──────── Data records

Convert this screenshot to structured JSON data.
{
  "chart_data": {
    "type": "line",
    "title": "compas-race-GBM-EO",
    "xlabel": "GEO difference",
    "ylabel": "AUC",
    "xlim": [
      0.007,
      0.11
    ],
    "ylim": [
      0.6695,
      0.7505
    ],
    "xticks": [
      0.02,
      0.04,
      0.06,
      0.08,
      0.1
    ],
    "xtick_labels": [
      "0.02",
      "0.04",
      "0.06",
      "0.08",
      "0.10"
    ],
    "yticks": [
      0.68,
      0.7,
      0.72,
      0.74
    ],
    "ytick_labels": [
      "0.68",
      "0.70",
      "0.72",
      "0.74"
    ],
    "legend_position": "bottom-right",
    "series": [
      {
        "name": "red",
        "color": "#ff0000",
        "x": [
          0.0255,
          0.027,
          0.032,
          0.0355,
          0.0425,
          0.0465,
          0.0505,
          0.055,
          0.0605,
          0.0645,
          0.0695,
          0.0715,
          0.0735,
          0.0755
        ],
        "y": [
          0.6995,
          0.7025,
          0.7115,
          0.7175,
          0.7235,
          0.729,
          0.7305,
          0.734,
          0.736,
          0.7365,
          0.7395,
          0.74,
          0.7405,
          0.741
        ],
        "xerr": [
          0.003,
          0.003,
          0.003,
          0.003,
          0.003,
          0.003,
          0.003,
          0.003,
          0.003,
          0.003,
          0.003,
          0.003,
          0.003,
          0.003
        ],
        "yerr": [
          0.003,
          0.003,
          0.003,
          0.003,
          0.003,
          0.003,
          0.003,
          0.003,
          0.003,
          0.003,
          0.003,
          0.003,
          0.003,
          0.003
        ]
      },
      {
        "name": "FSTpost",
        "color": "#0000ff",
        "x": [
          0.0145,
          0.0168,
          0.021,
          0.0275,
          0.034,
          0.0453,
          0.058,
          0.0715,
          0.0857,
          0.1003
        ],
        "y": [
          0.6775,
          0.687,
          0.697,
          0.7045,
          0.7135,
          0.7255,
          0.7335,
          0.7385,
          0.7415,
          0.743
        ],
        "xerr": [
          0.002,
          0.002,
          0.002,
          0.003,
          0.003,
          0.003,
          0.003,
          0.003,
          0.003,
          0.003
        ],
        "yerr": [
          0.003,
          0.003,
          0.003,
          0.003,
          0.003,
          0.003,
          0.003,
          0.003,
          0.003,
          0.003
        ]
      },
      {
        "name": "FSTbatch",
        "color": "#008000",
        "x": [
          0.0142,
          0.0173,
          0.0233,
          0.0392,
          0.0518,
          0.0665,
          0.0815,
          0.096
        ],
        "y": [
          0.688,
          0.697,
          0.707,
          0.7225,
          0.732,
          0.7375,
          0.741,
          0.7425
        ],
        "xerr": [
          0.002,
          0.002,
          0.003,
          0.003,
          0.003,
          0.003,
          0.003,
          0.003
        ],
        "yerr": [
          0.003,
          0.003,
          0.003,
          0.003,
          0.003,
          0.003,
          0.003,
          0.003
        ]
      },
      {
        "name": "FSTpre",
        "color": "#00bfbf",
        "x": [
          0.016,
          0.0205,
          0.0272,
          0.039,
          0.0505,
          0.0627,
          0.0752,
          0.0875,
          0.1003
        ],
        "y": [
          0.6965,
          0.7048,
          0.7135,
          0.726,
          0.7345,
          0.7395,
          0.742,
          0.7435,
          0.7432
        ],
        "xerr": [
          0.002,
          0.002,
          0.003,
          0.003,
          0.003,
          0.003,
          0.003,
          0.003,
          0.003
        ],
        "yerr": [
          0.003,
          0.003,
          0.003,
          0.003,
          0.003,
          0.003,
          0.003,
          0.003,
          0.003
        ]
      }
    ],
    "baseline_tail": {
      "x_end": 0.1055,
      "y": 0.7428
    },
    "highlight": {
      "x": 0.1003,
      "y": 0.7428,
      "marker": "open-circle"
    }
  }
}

────────────────

■ **Exercise prompt**: Identify each line of the material where the word "name" shows up, and copy it.

■ **The answer**:
        "name": "red",
        "name": "FSTpost",
        "name": "FSTbatch",
        "name": "FSTpre",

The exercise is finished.